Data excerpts
:::::

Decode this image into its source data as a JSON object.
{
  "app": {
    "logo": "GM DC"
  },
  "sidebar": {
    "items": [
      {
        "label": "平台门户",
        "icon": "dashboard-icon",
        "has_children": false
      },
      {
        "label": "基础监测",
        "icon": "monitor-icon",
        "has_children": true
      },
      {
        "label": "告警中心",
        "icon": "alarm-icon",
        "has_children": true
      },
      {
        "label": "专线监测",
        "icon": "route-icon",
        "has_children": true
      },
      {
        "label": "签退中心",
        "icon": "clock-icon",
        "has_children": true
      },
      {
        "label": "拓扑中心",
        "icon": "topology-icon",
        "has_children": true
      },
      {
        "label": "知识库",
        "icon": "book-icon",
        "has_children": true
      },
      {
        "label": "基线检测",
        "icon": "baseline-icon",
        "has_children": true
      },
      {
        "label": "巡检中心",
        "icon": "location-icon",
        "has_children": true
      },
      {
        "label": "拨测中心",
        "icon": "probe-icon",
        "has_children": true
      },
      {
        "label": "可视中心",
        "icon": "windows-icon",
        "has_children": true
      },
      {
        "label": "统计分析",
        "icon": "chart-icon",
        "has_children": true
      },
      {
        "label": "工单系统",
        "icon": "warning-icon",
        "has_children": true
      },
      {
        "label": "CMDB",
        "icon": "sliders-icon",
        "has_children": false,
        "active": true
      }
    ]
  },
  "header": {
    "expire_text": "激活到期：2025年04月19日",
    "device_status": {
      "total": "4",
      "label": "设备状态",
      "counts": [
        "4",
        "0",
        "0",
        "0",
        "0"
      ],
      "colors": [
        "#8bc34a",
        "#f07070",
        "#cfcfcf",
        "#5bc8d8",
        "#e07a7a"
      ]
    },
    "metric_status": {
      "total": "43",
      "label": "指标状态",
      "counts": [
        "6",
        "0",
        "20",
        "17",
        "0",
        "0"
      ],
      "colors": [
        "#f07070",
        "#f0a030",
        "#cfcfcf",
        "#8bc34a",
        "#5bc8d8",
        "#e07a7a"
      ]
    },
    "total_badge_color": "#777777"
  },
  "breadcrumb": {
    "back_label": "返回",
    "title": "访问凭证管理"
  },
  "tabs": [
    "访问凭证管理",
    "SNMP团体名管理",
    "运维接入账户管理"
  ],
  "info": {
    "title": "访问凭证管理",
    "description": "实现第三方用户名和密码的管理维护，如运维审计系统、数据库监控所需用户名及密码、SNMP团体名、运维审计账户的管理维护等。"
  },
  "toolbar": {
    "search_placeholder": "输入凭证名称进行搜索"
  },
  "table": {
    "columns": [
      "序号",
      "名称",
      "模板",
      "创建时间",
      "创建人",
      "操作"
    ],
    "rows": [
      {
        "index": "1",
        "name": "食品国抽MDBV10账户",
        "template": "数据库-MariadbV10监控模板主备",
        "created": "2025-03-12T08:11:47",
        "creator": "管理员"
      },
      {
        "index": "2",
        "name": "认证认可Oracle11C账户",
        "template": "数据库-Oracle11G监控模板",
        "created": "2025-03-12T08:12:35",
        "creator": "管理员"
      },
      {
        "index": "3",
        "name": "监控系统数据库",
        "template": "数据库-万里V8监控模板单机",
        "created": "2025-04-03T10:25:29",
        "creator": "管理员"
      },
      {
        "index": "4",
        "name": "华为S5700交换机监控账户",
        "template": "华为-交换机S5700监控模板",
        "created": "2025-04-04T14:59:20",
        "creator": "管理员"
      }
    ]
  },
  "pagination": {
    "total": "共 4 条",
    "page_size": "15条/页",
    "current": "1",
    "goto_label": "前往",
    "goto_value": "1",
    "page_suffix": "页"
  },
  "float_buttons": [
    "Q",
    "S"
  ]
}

:::::

Problem: Copy out every line from the records that has the word "created".

Written solution:
        "created": "2025-03-12T08:11:47",
        "created": "2025-03-12T08:12:35",
        "created": "2025-04-03T10:25:29",
        "created": "2025-04-04T14:59:20",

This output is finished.